WHAT NEEDS TO BE DONE ▸
Please quote, word for word, the lines of the entries below, starting with the line that contains "Patent image size: (1205, 727)." and going on through the line that contains "The electrical wires 98 is at (205, 76).". Include both of those lines and nothing else.

Begin

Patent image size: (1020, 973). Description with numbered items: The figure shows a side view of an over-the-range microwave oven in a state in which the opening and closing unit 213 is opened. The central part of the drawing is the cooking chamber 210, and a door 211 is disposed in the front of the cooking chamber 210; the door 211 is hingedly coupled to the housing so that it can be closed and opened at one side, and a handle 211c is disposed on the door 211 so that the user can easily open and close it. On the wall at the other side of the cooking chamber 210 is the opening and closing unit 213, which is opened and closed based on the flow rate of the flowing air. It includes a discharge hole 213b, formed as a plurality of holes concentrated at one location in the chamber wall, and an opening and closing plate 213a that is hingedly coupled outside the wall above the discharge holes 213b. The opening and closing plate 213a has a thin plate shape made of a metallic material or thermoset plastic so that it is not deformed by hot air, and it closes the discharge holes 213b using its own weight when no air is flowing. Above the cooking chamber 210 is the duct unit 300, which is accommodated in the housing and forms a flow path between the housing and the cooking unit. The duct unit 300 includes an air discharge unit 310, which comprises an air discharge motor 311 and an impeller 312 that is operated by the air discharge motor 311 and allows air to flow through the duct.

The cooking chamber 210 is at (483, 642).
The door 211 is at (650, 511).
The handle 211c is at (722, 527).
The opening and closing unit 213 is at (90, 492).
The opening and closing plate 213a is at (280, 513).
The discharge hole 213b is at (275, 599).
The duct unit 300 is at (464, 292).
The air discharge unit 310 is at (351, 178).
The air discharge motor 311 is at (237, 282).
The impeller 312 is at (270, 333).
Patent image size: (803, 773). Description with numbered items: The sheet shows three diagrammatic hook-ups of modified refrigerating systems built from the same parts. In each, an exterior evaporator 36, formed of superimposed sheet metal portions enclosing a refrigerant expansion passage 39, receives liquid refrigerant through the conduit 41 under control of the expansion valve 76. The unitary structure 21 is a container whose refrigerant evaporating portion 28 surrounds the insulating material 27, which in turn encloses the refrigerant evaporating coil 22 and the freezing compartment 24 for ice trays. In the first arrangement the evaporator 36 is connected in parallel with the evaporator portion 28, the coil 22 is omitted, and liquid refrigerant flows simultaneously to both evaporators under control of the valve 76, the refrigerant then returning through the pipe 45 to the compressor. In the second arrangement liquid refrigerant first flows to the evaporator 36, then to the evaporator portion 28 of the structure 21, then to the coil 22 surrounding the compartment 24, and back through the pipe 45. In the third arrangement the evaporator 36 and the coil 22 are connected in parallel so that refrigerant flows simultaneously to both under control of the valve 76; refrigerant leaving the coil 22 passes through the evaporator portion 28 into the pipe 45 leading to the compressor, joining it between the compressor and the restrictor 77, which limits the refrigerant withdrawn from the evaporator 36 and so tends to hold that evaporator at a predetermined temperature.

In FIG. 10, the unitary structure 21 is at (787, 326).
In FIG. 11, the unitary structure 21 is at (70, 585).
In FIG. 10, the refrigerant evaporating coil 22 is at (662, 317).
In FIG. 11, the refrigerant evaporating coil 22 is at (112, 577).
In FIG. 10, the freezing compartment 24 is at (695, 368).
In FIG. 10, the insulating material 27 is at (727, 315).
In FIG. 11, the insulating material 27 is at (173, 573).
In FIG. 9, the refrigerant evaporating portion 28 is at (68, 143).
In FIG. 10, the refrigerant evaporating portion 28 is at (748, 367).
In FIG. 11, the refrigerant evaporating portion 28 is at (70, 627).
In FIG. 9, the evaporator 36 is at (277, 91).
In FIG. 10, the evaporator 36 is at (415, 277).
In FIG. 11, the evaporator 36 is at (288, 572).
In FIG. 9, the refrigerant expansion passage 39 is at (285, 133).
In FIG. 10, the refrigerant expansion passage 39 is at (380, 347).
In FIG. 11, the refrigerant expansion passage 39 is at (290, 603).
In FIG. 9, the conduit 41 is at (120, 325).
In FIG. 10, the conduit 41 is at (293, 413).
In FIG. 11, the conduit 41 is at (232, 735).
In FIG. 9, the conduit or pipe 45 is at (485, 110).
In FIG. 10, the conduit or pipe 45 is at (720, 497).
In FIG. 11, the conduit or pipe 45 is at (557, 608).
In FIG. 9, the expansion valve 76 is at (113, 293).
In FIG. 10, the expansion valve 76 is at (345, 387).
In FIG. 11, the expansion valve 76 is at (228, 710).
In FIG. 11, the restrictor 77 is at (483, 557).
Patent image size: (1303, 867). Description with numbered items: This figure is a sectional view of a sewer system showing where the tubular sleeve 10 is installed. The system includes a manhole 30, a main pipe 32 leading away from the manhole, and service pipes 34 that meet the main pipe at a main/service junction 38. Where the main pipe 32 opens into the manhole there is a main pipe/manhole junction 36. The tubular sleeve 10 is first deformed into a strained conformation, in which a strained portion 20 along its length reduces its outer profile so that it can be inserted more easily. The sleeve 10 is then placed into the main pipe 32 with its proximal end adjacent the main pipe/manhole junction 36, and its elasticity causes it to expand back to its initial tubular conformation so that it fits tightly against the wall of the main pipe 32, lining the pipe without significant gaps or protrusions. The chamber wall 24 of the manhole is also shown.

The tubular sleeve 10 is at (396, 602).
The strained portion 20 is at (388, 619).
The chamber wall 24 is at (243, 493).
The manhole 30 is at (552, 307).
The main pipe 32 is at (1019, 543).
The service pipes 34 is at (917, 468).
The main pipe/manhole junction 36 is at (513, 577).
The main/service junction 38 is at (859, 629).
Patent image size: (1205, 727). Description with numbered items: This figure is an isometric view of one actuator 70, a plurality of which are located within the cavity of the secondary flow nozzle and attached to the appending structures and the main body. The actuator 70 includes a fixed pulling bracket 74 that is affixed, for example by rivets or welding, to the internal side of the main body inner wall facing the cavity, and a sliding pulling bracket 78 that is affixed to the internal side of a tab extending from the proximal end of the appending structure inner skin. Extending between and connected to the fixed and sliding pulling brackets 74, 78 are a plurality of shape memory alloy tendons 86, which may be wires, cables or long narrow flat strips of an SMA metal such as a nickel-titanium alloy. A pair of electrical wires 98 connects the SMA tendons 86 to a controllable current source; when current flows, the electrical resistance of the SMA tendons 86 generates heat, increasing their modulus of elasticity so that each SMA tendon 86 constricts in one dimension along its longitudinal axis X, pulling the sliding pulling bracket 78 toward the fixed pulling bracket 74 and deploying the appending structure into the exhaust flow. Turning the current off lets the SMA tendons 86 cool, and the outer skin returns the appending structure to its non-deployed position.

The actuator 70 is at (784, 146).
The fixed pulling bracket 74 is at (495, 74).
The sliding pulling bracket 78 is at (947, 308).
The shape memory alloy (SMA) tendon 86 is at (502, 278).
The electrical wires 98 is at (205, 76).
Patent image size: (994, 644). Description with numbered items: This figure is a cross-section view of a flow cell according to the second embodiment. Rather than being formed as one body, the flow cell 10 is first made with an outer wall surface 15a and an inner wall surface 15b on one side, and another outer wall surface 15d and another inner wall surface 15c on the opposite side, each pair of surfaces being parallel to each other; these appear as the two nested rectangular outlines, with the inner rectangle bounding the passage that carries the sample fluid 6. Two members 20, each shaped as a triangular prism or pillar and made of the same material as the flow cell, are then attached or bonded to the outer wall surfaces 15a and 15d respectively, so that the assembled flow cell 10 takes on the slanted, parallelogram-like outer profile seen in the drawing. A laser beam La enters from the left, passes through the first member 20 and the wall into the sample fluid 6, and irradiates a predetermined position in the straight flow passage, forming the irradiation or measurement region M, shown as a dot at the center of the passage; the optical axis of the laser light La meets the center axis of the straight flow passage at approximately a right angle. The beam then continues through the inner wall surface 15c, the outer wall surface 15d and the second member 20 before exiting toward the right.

End

SOLVED PROBLEM ▸
Patent image size: (1205, 727). Description with numbered items: This figure is an isometric view of one actuator 70, a plurality of which are located within the cavity of the secondary flow nozzle and attached to the appending structures and the main body. The actuator 70 includes a fixed pulling bracket 74 that is affixed, for example by rivets or welding, to the internal side of the main body inner wall facing the cavity, and a sliding pulling bracket 78 that is affixed to the internal side of a tab extending from the proximal end of the appending structure inner skin. Extending between and connected to the fixed and sliding pulling brackets 74, 78 are a plurality of shape memory alloy tendons 86, which may be wires, cables or long narrow flat strips of an SMA metal such as a nickel-titanium alloy. A pair of electrical wires 98 connects the SMA tendons 86 to a controllable current source; when current flows, the electrical resistance of the SMA tendons 86 generates heat, increasing their modulus of elasticity so that each SMA tendon 86 constricts in one dimension along its longitudinal axis X, pulling the sliding pulling bracket 78 toward the fixed pulling bracket 74 and deploying the appending structure into the exhaust flow. Turning the current off lets the SMA tendons 86 cool, and the outer skin returns the appending structure to its non-deployed position.

The actuator 70 is at (784, 146).
The fixed pulling bracket 74 is at (495, 74).
The sliding pulling bracket 78 is at (947, 308).
The shape memory alloy (SMA) tendon 86 is at (502, 278).
The electrical wires 98 is at (205, 76).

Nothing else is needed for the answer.